### [Exercise goal]
Wherever the string "arrow" appears in the listing, copy that line.

[Stored data]
☆ ☆ ☆ ☆ ☆ ☆ ☆
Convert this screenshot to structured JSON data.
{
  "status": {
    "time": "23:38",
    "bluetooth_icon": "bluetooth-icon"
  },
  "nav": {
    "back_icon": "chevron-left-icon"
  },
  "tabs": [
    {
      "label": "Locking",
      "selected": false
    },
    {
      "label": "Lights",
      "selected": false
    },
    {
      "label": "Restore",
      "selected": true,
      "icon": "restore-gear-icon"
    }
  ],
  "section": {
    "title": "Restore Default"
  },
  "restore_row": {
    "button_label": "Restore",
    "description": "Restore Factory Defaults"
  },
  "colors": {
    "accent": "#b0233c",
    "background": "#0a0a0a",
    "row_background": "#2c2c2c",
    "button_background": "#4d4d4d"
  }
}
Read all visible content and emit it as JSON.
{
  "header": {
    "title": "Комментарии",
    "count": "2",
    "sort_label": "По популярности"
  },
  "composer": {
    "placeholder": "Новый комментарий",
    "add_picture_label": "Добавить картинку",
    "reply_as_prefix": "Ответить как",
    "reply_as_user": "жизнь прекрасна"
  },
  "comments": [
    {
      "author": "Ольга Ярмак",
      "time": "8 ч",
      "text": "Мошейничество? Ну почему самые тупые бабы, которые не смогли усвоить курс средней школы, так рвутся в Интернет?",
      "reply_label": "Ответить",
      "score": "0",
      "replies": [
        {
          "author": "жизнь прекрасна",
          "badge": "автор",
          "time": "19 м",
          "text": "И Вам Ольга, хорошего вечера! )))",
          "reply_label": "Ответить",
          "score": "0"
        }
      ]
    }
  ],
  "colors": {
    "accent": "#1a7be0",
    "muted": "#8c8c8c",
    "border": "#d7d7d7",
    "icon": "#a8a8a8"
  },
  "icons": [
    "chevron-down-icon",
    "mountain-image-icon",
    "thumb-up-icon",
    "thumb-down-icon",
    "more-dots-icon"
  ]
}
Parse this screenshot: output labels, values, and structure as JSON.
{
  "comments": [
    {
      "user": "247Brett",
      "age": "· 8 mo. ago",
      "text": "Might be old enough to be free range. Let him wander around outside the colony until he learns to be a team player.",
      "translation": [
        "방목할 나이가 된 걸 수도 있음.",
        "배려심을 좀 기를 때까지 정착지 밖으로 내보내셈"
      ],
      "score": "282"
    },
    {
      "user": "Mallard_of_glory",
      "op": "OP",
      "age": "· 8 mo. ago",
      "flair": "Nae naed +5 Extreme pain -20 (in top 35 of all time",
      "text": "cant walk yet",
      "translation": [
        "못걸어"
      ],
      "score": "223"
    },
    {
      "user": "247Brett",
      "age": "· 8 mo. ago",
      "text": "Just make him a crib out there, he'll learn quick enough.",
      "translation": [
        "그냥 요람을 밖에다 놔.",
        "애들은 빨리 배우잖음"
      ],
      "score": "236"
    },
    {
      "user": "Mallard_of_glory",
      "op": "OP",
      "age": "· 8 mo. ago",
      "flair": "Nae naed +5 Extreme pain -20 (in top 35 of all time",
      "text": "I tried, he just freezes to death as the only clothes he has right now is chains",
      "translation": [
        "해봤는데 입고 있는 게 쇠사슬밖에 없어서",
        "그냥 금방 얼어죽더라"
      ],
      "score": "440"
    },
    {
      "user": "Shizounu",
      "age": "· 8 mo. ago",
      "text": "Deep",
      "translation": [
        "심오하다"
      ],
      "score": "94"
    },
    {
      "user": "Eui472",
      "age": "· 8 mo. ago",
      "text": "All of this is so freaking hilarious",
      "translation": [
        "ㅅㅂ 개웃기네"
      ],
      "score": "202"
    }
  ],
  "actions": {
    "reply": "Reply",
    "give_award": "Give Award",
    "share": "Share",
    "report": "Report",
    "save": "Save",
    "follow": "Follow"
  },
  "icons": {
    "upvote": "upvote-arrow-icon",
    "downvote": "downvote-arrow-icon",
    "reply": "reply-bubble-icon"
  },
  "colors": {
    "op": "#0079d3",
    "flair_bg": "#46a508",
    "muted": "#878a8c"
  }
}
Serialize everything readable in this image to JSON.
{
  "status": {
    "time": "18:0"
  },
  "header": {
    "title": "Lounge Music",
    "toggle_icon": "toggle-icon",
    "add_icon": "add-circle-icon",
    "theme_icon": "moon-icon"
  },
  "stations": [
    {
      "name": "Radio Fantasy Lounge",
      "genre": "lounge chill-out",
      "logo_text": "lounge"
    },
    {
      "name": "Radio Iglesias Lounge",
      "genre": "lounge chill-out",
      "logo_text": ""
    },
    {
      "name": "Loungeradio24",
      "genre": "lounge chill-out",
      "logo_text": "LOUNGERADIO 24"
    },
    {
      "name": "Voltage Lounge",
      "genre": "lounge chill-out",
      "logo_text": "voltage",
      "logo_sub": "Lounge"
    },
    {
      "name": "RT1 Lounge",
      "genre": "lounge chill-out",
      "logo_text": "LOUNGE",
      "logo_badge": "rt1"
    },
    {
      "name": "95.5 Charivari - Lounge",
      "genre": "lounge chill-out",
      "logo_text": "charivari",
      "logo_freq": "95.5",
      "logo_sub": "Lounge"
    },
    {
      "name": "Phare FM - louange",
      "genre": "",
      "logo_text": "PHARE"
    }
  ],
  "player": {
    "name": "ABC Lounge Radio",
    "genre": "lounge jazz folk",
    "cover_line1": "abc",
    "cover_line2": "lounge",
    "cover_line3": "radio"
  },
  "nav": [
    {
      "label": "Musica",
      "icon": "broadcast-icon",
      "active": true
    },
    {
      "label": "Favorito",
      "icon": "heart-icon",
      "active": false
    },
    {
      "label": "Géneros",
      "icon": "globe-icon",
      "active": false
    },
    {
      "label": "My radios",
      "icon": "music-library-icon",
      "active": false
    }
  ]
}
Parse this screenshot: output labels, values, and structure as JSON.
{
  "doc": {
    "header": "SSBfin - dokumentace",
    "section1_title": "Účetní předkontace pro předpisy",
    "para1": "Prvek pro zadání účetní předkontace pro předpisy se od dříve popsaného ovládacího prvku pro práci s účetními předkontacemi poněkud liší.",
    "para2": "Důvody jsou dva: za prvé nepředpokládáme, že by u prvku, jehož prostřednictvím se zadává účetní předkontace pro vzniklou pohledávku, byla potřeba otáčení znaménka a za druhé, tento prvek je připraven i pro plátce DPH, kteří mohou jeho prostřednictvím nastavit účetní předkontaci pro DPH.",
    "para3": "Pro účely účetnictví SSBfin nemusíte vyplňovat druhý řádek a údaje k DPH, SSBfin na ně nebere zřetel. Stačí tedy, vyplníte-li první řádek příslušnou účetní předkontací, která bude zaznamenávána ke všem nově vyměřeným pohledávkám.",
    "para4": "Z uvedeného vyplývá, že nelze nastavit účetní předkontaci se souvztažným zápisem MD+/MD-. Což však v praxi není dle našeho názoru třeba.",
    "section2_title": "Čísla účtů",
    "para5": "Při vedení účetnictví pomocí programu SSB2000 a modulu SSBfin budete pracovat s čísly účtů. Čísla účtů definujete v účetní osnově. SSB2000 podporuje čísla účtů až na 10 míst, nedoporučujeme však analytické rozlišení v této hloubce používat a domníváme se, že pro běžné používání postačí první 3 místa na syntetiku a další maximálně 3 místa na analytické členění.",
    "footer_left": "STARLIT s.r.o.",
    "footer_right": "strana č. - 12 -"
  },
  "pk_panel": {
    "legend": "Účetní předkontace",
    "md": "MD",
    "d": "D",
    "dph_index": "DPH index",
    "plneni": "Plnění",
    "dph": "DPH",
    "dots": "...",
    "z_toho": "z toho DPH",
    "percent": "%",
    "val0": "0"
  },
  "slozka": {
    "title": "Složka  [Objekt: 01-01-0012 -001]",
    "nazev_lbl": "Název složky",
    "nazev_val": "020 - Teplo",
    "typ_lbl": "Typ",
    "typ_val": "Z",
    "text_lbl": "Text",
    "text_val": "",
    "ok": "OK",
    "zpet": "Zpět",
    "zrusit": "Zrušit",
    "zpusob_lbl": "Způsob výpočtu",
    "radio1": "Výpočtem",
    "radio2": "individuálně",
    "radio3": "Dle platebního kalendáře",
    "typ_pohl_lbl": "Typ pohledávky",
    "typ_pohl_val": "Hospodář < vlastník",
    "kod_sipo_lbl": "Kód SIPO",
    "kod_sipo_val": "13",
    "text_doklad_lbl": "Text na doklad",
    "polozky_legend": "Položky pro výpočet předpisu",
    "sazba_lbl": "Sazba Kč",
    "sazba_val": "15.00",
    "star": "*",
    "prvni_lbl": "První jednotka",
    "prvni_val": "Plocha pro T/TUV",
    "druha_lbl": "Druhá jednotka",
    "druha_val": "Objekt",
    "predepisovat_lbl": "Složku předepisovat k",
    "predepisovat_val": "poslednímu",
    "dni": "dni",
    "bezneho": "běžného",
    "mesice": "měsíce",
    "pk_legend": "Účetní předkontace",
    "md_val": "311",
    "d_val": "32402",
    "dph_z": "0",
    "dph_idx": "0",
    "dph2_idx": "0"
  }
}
☆ ☆ ☆ ☆ ☆ ☆ ☆
### [Written response]
    "upvote": "upvote-arrow-icon",
    "downvote": "downvote-arrow-icon",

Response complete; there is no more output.